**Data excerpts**

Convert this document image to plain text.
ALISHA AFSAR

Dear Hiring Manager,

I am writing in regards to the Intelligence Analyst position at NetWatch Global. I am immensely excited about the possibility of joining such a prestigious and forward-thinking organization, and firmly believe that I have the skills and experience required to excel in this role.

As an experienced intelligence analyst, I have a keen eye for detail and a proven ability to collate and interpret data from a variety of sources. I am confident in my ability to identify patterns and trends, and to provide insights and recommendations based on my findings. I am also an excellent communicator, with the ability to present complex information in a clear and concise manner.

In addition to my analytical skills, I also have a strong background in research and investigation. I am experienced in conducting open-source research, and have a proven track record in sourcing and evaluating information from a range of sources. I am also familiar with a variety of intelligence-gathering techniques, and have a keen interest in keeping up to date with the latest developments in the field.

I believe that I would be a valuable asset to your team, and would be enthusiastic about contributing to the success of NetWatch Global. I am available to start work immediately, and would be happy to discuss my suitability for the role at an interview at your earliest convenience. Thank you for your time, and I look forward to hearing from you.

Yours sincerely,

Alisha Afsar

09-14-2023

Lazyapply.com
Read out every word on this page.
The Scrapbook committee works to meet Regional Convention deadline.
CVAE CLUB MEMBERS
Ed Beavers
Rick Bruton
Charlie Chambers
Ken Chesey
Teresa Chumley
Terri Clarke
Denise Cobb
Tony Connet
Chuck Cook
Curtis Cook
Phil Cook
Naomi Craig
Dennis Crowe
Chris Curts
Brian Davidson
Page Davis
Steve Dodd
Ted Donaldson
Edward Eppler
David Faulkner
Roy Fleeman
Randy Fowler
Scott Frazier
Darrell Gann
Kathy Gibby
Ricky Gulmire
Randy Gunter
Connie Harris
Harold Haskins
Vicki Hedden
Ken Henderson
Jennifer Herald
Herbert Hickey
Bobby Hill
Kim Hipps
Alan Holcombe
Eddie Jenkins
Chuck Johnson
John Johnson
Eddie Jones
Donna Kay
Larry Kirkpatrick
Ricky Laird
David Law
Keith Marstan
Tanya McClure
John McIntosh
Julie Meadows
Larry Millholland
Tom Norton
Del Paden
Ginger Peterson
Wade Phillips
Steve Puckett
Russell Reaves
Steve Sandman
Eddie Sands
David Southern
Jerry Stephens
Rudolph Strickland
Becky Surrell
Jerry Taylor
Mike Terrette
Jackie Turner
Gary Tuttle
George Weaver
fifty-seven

**What you will do**
Output, unchanged, the lines from the line with "Read out every word on this page." through the final line of the material.

**Expected answer**
Read out every word on this page.
The Scrapbook committee works to meet Regional Convention deadline.
CVAE CLUB MEMBERS
Ed Beavers
Rick Bruton
Charlie Chambers
Ken Chesey
Teresa Chumley
Terri Clarke
Denise Cobb
Tony Connet
Chuck Cook
Curtis Cook
Phil Cook
Naomi Craig
Dennis Crowe
Chris Curts
Brian Davidson
Page Davis
Steve Dodd
Ted Donaldson
Edward Eppler
David Faulkner
Roy Fleeman
Randy Fowler
Scott Frazier
Darrell Gann
Kathy Gibby
Ricky Gulmire
Randy Gunter
Connie Harris
Harold Haskins
Vicki Hedden
Ken Henderson
Jennifer Herald
Herbert Hickey
Bobby Hill
Kim Hipps
Alan Holcombe
Eddie Jenkins
Chuck Johnson
John Johnson
Eddie Jones
Donna Kay
Larry Kirkpatrick
Ricky Laird
David Law
Keith Marstan
Tanya McClure
John McIntosh
Julie Meadows
Larry Millholland
Tom Norton
Del Paden
Ginger Peterson
Wade Phillips
Steve Puckett
Russell Reaves
Steve Sandman
Eddie Sands
David Southern
Jerry Stephens
Rudolph Strickland
Becky Surrell
Jerry Taylor
Mike Terrette
Jackie Turner
Gary Tuttle
George Weaver
fifty-seven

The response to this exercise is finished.